REQUEST: All of the entries need to be written out again, exactly as they are.

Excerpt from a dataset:
▽

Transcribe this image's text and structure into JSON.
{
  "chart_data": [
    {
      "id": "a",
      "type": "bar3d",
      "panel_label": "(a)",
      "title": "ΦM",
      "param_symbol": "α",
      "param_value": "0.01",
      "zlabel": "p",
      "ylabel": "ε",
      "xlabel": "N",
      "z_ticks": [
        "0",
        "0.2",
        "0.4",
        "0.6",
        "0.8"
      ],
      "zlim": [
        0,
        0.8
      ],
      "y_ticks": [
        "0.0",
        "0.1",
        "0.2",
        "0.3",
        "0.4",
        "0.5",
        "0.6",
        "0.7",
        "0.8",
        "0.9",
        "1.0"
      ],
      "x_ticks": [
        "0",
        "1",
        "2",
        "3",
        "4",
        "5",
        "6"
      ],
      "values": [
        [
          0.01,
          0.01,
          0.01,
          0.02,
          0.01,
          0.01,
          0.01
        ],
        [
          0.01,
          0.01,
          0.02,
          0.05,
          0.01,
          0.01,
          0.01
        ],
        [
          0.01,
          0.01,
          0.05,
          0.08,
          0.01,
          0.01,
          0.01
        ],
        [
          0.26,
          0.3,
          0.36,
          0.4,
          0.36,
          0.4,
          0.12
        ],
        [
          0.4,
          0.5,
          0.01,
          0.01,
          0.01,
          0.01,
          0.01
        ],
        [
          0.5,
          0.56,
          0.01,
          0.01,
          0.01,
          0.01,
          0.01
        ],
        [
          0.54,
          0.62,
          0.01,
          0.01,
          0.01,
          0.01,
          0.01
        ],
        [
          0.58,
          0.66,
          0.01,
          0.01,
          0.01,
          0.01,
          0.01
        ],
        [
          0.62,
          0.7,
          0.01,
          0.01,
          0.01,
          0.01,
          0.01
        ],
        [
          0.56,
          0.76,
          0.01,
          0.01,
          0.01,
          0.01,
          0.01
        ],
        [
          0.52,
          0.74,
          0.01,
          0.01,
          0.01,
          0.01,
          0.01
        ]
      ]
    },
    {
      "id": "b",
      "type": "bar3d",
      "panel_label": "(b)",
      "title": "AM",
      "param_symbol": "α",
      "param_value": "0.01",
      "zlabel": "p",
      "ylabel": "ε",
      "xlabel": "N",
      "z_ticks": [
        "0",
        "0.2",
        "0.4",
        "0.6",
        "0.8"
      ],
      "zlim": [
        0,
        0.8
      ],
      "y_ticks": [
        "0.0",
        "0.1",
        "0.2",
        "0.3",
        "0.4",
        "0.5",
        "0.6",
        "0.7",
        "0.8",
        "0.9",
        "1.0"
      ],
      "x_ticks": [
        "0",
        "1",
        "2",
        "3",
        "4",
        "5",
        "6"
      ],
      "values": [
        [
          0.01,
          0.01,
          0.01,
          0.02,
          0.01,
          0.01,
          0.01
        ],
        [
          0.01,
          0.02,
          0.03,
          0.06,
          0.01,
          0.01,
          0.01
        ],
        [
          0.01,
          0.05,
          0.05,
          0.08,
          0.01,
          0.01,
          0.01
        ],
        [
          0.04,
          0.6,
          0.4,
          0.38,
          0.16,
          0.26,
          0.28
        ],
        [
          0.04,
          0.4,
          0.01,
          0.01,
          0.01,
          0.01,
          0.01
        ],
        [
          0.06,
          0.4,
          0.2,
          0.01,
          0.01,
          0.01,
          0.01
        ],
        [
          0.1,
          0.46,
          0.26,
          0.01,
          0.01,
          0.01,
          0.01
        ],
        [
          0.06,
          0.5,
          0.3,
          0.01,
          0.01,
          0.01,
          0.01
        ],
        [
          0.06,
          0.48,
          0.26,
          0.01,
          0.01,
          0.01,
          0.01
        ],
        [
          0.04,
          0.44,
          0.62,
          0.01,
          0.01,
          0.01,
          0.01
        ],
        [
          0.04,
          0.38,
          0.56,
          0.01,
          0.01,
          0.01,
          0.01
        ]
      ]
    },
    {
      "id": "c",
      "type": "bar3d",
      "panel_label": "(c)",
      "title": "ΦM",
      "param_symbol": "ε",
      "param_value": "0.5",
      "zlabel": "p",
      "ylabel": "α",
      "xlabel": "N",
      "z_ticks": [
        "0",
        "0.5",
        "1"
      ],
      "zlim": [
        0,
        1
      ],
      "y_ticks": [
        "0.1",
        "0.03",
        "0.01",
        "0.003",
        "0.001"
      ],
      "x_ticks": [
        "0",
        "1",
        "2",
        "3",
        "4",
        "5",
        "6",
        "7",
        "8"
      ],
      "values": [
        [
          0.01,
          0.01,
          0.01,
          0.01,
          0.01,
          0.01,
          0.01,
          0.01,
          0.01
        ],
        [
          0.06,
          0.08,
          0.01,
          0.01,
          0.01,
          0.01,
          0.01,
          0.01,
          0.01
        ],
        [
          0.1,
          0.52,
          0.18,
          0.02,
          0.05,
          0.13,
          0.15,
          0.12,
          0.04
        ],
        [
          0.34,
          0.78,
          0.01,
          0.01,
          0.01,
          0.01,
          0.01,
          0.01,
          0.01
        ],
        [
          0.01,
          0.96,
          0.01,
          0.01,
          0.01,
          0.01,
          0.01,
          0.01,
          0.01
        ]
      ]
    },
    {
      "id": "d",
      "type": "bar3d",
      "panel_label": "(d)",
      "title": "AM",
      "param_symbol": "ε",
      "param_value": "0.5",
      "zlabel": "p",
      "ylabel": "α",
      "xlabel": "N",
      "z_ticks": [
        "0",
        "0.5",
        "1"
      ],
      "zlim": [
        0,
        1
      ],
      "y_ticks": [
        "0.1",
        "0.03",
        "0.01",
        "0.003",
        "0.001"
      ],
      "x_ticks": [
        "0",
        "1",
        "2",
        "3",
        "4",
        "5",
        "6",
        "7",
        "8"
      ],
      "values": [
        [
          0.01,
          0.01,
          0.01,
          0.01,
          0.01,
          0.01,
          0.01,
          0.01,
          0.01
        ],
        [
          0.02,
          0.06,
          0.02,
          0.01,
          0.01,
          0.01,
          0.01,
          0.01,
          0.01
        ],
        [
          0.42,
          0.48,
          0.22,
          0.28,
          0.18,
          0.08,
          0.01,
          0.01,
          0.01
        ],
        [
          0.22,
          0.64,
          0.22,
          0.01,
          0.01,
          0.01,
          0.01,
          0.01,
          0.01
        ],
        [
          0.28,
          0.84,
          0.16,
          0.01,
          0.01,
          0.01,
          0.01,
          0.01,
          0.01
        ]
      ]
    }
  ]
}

△

SOLVED EXERCISE:
Transcribe this image's text and structure into JSON.
{
  "chart_data": [
    {
      "id": "a",
      "type": "bar3d",
      "panel_label": "(a)",
      "title": "ΦM",
      "param_symbol": "α",
      "param_value": "0.01",
      "zlabel": "p",
      "ylabel": "ε",
      "xlabel": "N",
      "z_ticks": [
        "0",
        "0.2",
        "0.4",
        "0.6",
        "0.8"
      ],
      "zlim": [
        0,
        0.8
      ],
      "y_ticks": [
        "0.0",
        "0.1",
        "0.2",
        "0.3",
        "0.4",
        "0.5",
        "0.6",
        "0.7",
        "0.8",
        "0.9",
        "1.0"
      ],
      "x_ticks": [
        "0",
        "1",
        "2",
        "3",
        "4",
        "5",
        "6"
      ],
      "values": [
        [
          0.01,
          0.01,
          0.01,
          0.02,
          0.01,
          0.01,
          0.01
        ],
        [
          0.01,
          0.01,
          0.02,
          0.05,
          0.01,
          0.01,
          0.01
        ],
        [
          0.01,
          0.01,
          0.05,
          0.08,
          0.01,
          0.01,
          0.01
        ],
        [
          0.26,
          0.3,
          0.36,
          0.4,
          0.36,
          0.4,
          0.12
        ],
        [
          0.4,
          0.5,
          0.01,
          0.01,
          0.01,
          0.01,
          0.01
        ],
        [
          0.5,
          0.56,
          0.01,
          0.01,
          0.01,
          0.01,
          0.01
        ],
        [
          0.54,
          0.62,
          0.01,
          0.01,
          0.01,
          0.01,
          0.01
        ],
        [
          0.58,
          0.66,
          0.01,
          0.01,
          0.01,
          0.01,
          0.01
        ],
        [
          0.62,
          0.7,
          0.01,
          0.01,
          0.01,
          0.01,
          0.01
        ],
        [
          0.56,
          0.76,
          0.01,
          0.01,
          0.01,
          0.01,
          0.01
        ],
        [
          0.52,
          0.74,
          0.01,
          0.01,
          0.01,
          0.01,
          0.01
        ]
      ]
    },
    {
      "id": "b",
      "type": "bar3d",
      "panel_label": "(b)",
      "title": "AM",
      "param_symbol": "α",
      "param_value": "0.01",
      "zlabel": "p",
      "ylabel": "ε",
      "xlabel": "N",
      "z_ticks": [
        "0",
        "0.2",
        "0.4",
        "0.6",
        "0.8"
      ],
      "zlim": [
        0,
        0.8
      ],
      "y_ticks": [
        "0.0",
        "0.1",
        "0.2",
        "0.3",
        "0.4",
        "0.5",
        "0.6",
        "0.7",
        "0.8",
        "0.9",
        "1.0"
      ],
      "x_ticks": [
        "0",
        "1",
        "2",
        "3",
        "4",
        "5",
        "6"
      ],
      "values": [
        [
          0.01,
          0.01,
          0.01,
          0.02,
          0.01,
          0.01,
          0.01
        ],
        [
          0.01,
          0.02,
          0.03,
          0.06,
          0.01,
          0.01,
          0.01
        ],
        [
          0.01,
          0.05,
          0.05,
          0.08,
          0.01,
          0.01,
          0.01
        ],
        [
          0.04,
          0.6,
          0.4,
          0.38,
          0.16,
          0.26,
          0.28
        ],
        [
          0.04,
          0.4,
          0.01,
          0.01,
          0.01,
          0.01,
          0.01
        ],
        [
          0.06,
          0.4,
          0.2,
          0.01,
          0.01,
          0.01,
          0.01
        ],
        [
          0.1,
          0.46,
          0.26,
          0.01,
          0.01,
          0.01,
          0.01
        ],
        [
          0.06,
          0.5,
          0.3,
          0.01,
          0.01,
          0.01,
          0.01
        ],
        [
          0.06,
          0.48,
          0.26,
          0.01,
          0.01,
          0.01,
          0.01
        ],
        [
          0.04,
          0.44,
          0.62,
          0.01,
          0.01,
          0.01,
          0.01
        ],
        [
          0.04,
          0.38,
          0.56,
          0.01,
          0.01,
          0.01,
          0.01
        ]
      ]
    },
    {
      "id": "c",
      "type": "bar3d",
      "panel_label": "(c)",
      "title": "ΦM",
      "param_symbol": "ε",
      "param_value": "0.5",
      "zlabel": "p",
      "ylabel": "α",
      "xlabel": "N",
      "z_ticks": [
        "0",
        "0.5",
        "1"
      ],
      "zlim": [
        0,
        1
      ],
      "y_ticks": [
        "0.1",
        "0.03",
        "0.01",
        "0.003",
        "0.001"
      ],
      "x_ticks": [
        "0",
        "1",
        "2",
        "3",
        "4",
        "5",
        "6",
        "7",
        "8"
      ],
      "values": [
        [
          0.01,
          0.01,
          0.01,
          0.01,
          0.01,
          0.01,
          0.01,
          0.01,
          0.01
        ],
        [
          0.06,
          0.08,
          0.01,
          0.01,
          0.01,
          0.01,
          0.01,
          0.01,
          0.01
        ],
        [
          0.1,
          0.52,
          0.18,
          0.02,
          0.05,
          0.13,
          0.15,
          0.12,
          0.04
        ],
        [
          0.34,
          0.78,
          0.01,
          0.01,
          0.01,
          0.01,
          0.01,
          0.01,
          0.01
        ],
        [
          0.01,
          0.96,
          0.01,
          0.01,
          0.01,
          0.01,
          0.01,
          0.01,
          0.01
        ]
      ]
    },
    {
      "id": "d",
      "type": "bar3d",
      "panel_label": "(d)",
      "title": "AM",
      "param_symbol": "ε",
      "param_value": "0.5",
      "zlabel": "p",
      "ylabel": "α",
      "xlabel": "N",
      "z_ticks": [
        "0",
        "0.5",
        "1"
      ],
      "zlim": [
        0,
        1
      ],
      "y_ticks": [
        "0.1",
        "0.03",
        "0.01",
        "0.003",
        "0.001"
      ],
      "x_ticks": [
        "0",
        "1",
        "2",
        "3",
        "4",
        "5",
        "6",
        "7",
        "8"
      ],
      "values": [
        [
          0.01,
          0.01,
          0.01,
          0.01,
          0.01,
          0.01,
          0.01,
          0.01,
          0.01
        ],
        [
          0.02,
          0.06,
          0.02,
          0.01,
          0.01,
          0.01,
          0.01,
          0.01,
          0.01
        ],
        [
          0.42,
          0.48,
          0.22,
          0.28,
          0.18,
          0.08,
          0.01,
          0.01,
          0.01
        ],
        [
          0.22,
          0.64,
          0.22,
          0.01,
          0.01,
          0.01,
          0.01,
          0.01,
          0.01
        ],
        [
          0.28,
          0.84,
          0.16,
          0.01,
          0.01,
          0.01,
          0.01,
          0.01,
          0.01
        ]
      ]
    }
  ]
}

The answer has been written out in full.